>> start

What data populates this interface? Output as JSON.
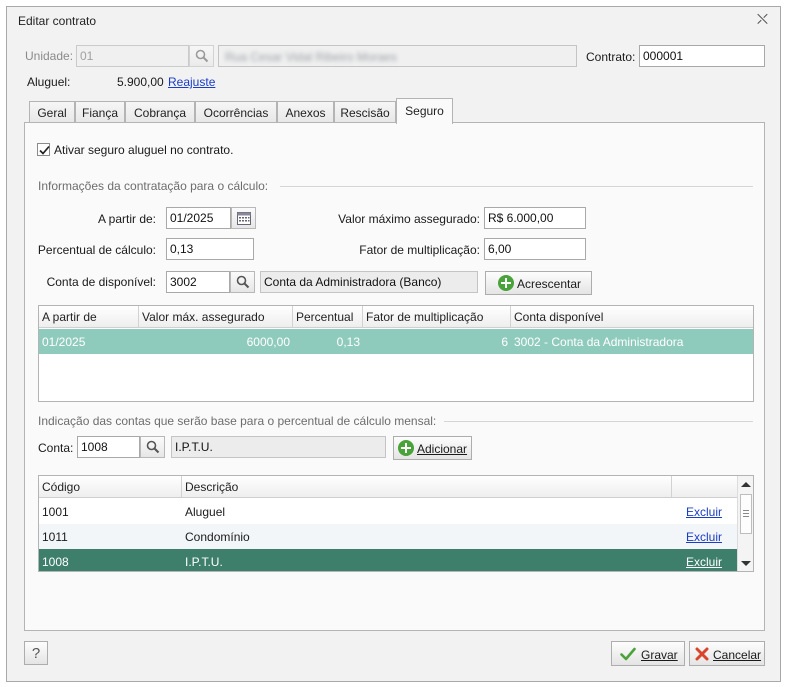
{
  "window": {
    "title": "Editar contrato",
    "close_glyph": "⛌"
  },
  "header": {
    "unidade_label": "Unidade:",
    "unidade_value": "01",
    "unidade_desc_blurred": "Rua Cesar Vidal Ribeiro Moraes",
    "contrato_label": "Contrato:",
    "contrato_value": "000001",
    "aluguel_label": "Aluguel:",
    "aluguel_value": "5.900,00",
    "reajuste_link": "Reajuste"
  },
  "tabs": [
    {
      "label": "Geral"
    },
    {
      "label": "Fiança"
    },
    {
      "label": "Cobrança"
    },
    {
      "label": "Ocorrências"
    },
    {
      "label": "Anexos"
    },
    {
      "label": "Rescisão"
    },
    {
      "label": "Seguro",
      "active": true
    }
  ],
  "seguro": {
    "ativar_label": "Ativar seguro aluguel no contrato.",
    "ativar_checked": true,
    "section1_title": "Informações da contratação para o cálculo:",
    "a_partir_label": "A partir de:",
    "a_partir_value": "01/2025",
    "valor_max_label": "Valor máximo assegurado:",
    "valor_max_value": "R$ 6.000,00",
    "percentual_label": "Percentual de cálculo:",
    "percentual_value": "0,13",
    "fator_label": "Fator de multiplicação:",
    "fator_value": "6,00",
    "conta_disp_label": "Conta de disponível:",
    "conta_disp_code": "3002",
    "conta_disp_desc": "Conta da Administradora (Banco)",
    "acrescentar_label": "Acrescentar",
    "grid1": {
      "columns": [
        "A partir de",
        "Valor máx. assegurado",
        "Percentual",
        "Fator de multiplicação",
        "Conta disponível"
      ],
      "rows": [
        {
          "a_partir": "01/2025",
          "valor_max": "6000,00",
          "percentual": "0,13",
          "fator": "6",
          "conta": "3002 - Conta da Administradora"
        }
      ]
    },
    "section2_title": "Indicação das contas que serão base para o percentual de cálculo mensal:",
    "conta_label": "Conta:",
    "conta_code": "1008",
    "conta_desc": "I.P.T.U.",
    "adicionar_label": "Adicionar",
    "grid2": {
      "columns": [
        "Código",
        "Descrição",
        ""
      ],
      "rows": [
        {
          "codigo": "1001",
          "descricao": "Aluguel",
          "action": "Excluir"
        },
        {
          "codigo": "1011",
          "descricao": "Condomínio",
          "action": "Excluir"
        },
        {
          "codigo": "1008",
          "descricao": "I.P.T.U.",
          "action": "Excluir"
        }
      ]
    }
  },
  "footer": {
    "help_label": "?",
    "gravar_label": "Gravar",
    "cancelar_label": "Cancelar"
  },
  "colors": {
    "selected_row_light": "#8fcbbc",
    "selected_row_dark": "#3e7f6b",
    "link": "#1a3dc8",
    "add_icon": "#4aa23a",
    "cancel_icon": "#d9442a",
    "save_icon": "#4aa23a"
  },
  "icons": [
    "search-icon",
    "calendar-icon",
    "plus-circle-icon",
    "check-icon",
    "cancel-x-icon",
    "help-icon",
    "scroll-up-icon",
    "scroll-down-icon"
  ]
}
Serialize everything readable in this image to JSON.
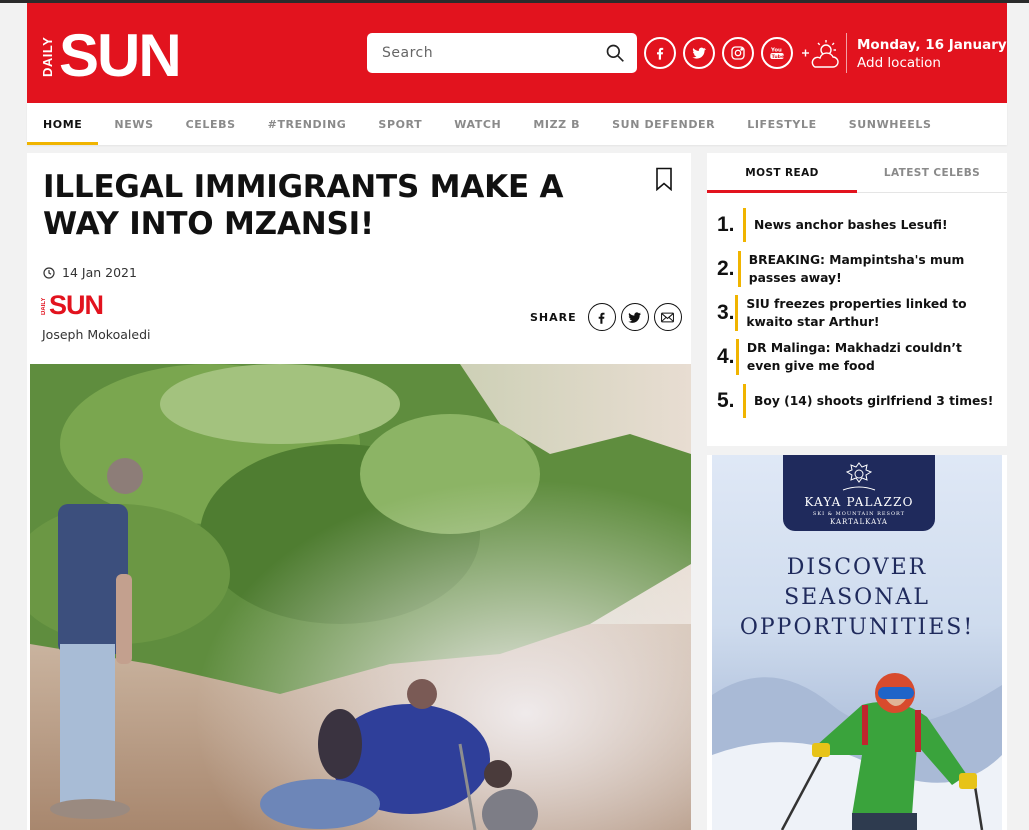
{
  "brand": {
    "logo_small": "DAILY",
    "logo_big": "SUN",
    "red": "#e2131e",
    "yellow": "#f0b400"
  },
  "header": {
    "search_placeholder": "Search",
    "date": "Monday, 16 January",
    "location": "Add location",
    "social": [
      "facebook-icon",
      "twitter-icon",
      "instagram-icon",
      "youtube-icon"
    ]
  },
  "nav": [
    {
      "label": "HOME",
      "active": true
    },
    {
      "label": "NEWS"
    },
    {
      "label": "CELEBS"
    },
    {
      "label": "#TRENDING"
    },
    {
      "label": "SPORT"
    },
    {
      "label": "WATCH"
    },
    {
      "label": "MIZZ B"
    },
    {
      "label": "SUN DEFENDER"
    },
    {
      "label": "LIFESTYLE"
    },
    {
      "label": "SUNWHEELS"
    }
  ],
  "article": {
    "title": "ILLEGAL IMMIGRANTS MAKE A WAY INTO MZANSI!",
    "date": "14 Jan 2021",
    "author": "Joseph Mokoaledi",
    "share_label": "SHARE"
  },
  "sidebar": {
    "tabs": [
      "MOST READ",
      "LATEST CELEBS"
    ],
    "most_read": [
      {
        "num": "1.",
        "title": "News anchor bashes Lesufi!"
      },
      {
        "num": "2.",
        "title": "BREAKING: Mampintsha's mum passes away!"
      },
      {
        "num": "3.",
        "title": "SIU freezes properties linked to kwaito star Arthur!"
      },
      {
        "num": "4.",
        "title": "DR Malinga: Makhadzi couldn’t even give me food"
      },
      {
        "num": "5.",
        "title": "Boy (14) shoots girlfriend 3 times!"
      }
    ]
  },
  "ad": {
    "brand": "KAYA PALAZZO",
    "sub": "SKI & MOUNTAIN RESORT",
    "place": "KARTALKAYA",
    "lines": [
      "DISCOVER",
      "SEASONAL",
      "OPPORTUNITIES!"
    ]
  }
}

>> end

Exercise task:
Leave out the pictures and give the rest of the records again exactly.

Exercise result:
What data populates this interface? Output as JSON.
{
  "window": {
    "title": "Editar contrato",
    "close_glyph": "⛌"
  },
  "header": {
    "unidade_label": "Unidade:",
    "unidade_value": "01",
    "unidade_desc_blurred": "Rua Cesar Vidal Ribeiro Moraes",
    "contrato_label": "Contrato:",
    "contrato_value": "000001",
    "aluguel_label": "Aluguel:",
    "aluguel_value": "5.900,00",
    "reajuste_link": "Reajuste"
  },
  "tabs": [
    {
      "label": "Geral"
    },
    {
      "label": "Fiança"
    },
    {
      "label": "Cobrança"
    },
    {
      "label": "Ocorrências"
    },
    {
      "label": "Anexos"
    },
    {
      "label": "Rescisão"
    },
    {
      "label": "Seguro",
      "active": true
    }
  ],
  "seguro": {
    "ativar_label": "Ativar seguro aluguel no contrato.",
    "ativar_checked": true,
    "section1_title": "Informações da contratação para o cálculo:",
    "a_partir_label": "A partir de:",
    "a_partir_value": "01/2025",
    "valor_max_label": "Valor máximo assegurado:",
    "valor_max_value": "R$ 6.000,00",
    "percentual_label": "Percentual de cálculo:",
    "percentual_value": "0,13",
    "fator_label": "Fator de multiplicação:",
    "fator_value": "6,00",
    "conta_disp_label": "Conta de disponível:",
    "conta_disp_code": "3002",
    "conta_disp_desc": "Conta da Administradora (Banco)",
    "acrescentar_label": "Acrescentar",
    "grid1": {
      "columns": [
        "A partir de",
        "Valor máx. assegurado",
        "Percentual",
        "Fator de multiplicação",
        "Conta disponível"
      ],
      "rows": [
        {
          "a_partir": "01/2025",
          "valor_max": "6000,00",
          "percentual": "0,13",
          "fator": "6",
          "conta": "3002 - Conta da Administradora"
        }
      ]
    },
    "section2_title": "Indicação das contas que serão base para o percentual de cálculo mensal:",
    "conta_label": "Conta:",
    "conta_code": "1008",
    "conta_desc": "I.P.T.U.",
    "adicionar_label": "Adicionar",
    "grid2": {
      "columns": [
        "Código",
        "Descrição",
        ""
      ],
      "rows": [
        {
          "codigo": "1001",
          "descricao": "Aluguel",
          "action": "Excluir"
        },
        {
          "codigo": "1011",
          "descricao": "Condomínio",
          "action": "Excluir"
        },
        {
          "codigo": "1008",
          "descricao": "I.P.T.U.",
          "action": "Excluir"
        }
      ]
    }
  },
  "footer": {
    "help_label": "?",
    "gravar_label": "Gravar",
    "cancelar_label": "Cancelar"
  },
  "colors": {
    "selected_row_light": "#8fcbbc",
    "selected_row_dark": "#3e7f6b",
    "link": "#1a3dc8",
    "add_icon": "#4aa23a",
    "cancel_icon": "#d9442a",
    "save_icon": "#4aa23a"
  },
  "icons": [
    "search-icon",
    "calendar-icon",
    "plus-circle-icon",
    "check-icon",
    "cancel-x-icon",
    "help-icon",
    "scroll-up-icon",
    "scroll-down-icon"
  ]
}
Serialize everything readable in this image to JSON.
{
  "brand": {
    "logo_small": "DAILY",
    "logo_big": "SUN",
    "red": "#e2131e",
    "yellow": "#f0b400"
  },
  "header": {
    "search_placeholder": "Search",
    "date": "Monday, 16 January",
    "location": "Add location",
    "social": [
      "facebook-icon",
      "twitter-icon",
      "instagram-icon",
      "youtube-icon"
    ]
  },
  "nav": [
    {
      "label": "HOME",
      "active": true
    },
    {
      "label": "NEWS"
    },
    {
      "label": "CELEBS"
    },
    {
      "label": "#TRENDING"
    },
    {
      "label": "SPORT"
    },
    {
      "label": "WATCH"
    },
    {
      "label": "MIZZ B"
    },
    {
      "label": "SUN DEFENDER"
    },
    {
      "label": "LIFESTYLE"
    },
    {
      "label": "SUNWHEELS"
    }
  ],
  "article": {
    "title": "ILLEGAL IMMIGRANTS MAKE A WAY INTO MZANSI!",
    "date": "14 Jan 2021",
    "author": "Joseph Mokoaledi",
    "share_label": "SHARE"
  },
  "sidebar": {
    "tabs": [
      "MOST READ",
      "LATEST CELEBS"
    ],
    "most_read": [
      {
        "num": "1.",
        "title": "News anchor bashes Lesufi!"
      },
      {
        "num": "2.",
        "title": "BREAKING: Mampintsha's mum passes away!"
      },
      {
        "num": "3.",
        "title": "SIU freezes properties linked to kwaito star Arthur!"
      },
      {
        "num": "4.",
        "title": "DR Malinga: Makhadzi couldn’t even give me food"
      },
      {
        "num": "5.",
        "title": "Boy (14) shoots girlfriend 3 times!"
      }
    ]
  },
  "ad": {
    "brand": "KAYA PALAZZO",
    "sub": "SKI & MOUNTAIN RESORT",
    "place": "KARTALKAYA",
    "lines": [
      "DISCOVER",
      "SEASONAL",
      "OPPORTUNITIES!"
    ]
  }
}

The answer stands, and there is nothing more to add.